WRITTEN EXERCISE:
Find each line holding "小学低年级组" and copy it out.

-- START EXTRACTED INFORMATION --

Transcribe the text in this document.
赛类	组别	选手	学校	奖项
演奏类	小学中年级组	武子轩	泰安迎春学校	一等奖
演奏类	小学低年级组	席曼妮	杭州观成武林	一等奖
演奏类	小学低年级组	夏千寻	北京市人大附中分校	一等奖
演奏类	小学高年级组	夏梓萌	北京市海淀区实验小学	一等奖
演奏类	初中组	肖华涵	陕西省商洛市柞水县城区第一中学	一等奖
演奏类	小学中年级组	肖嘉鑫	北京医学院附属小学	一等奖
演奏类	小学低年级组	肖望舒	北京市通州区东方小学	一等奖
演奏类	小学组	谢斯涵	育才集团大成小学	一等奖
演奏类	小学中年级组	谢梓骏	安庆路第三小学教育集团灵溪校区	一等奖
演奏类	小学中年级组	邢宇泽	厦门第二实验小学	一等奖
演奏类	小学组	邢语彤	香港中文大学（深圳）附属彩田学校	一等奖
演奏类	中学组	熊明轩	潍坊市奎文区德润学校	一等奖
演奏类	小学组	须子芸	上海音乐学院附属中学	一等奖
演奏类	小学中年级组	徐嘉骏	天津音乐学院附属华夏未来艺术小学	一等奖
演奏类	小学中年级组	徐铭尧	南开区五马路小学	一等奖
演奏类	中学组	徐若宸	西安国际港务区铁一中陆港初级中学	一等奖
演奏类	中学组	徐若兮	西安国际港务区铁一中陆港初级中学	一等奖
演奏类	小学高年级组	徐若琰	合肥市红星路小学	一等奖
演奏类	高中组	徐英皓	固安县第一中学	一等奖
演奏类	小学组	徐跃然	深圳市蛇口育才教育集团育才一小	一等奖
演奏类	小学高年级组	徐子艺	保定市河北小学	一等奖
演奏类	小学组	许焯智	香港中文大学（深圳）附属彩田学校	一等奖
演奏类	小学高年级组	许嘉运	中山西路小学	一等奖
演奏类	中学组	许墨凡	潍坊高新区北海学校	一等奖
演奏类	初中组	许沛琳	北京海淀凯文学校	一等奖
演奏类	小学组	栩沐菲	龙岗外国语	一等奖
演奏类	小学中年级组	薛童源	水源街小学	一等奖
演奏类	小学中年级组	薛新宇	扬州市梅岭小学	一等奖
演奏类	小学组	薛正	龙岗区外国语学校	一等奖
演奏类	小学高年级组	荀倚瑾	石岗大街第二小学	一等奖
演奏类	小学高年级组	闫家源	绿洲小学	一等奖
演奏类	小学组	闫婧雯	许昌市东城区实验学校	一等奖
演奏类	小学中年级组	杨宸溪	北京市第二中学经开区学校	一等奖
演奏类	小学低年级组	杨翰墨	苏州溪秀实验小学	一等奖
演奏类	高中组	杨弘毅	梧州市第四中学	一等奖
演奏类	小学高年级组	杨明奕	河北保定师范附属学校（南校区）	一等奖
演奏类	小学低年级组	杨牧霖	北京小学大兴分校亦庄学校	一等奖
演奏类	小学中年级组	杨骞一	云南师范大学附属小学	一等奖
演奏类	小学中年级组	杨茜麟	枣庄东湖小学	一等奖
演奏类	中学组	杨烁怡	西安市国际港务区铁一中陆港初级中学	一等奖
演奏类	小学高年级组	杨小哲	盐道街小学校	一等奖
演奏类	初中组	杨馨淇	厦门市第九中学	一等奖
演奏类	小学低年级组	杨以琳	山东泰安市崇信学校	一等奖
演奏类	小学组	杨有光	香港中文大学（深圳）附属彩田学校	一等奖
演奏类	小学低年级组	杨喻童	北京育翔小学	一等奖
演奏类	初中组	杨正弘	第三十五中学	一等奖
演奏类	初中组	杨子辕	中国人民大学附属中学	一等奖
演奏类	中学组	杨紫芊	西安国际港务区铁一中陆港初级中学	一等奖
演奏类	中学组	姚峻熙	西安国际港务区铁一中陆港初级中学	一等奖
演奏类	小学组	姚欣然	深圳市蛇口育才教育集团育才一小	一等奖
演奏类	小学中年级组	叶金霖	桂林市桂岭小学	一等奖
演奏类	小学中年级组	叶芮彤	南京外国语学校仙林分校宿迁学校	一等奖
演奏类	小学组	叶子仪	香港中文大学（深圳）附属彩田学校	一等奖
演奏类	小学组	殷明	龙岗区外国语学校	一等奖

-- END EXTRACTED INFORMATION --

FINISHED EXERCISE:
演奏类	小学低年级组	席曼妮	杭州观成武林	一等奖
演奏类	小学低年级组	夏千寻	北京市人大附中分校	一等奖
演奏类	小学低年级组	肖望舒	北京市通州区东方小学	一等奖
演奏类	小学低年级组	杨翰墨	苏州溪秀实验小学	一等奖
演奏类	小学低年级组	杨牧霖	北京小学大兴分校亦庄学校	一等奖
演奏类	小学低年级组	杨以琳	山东泰安市崇信学校	一等奖
演奏类	小学低年级组	杨喻童	北京育翔小学	一等奖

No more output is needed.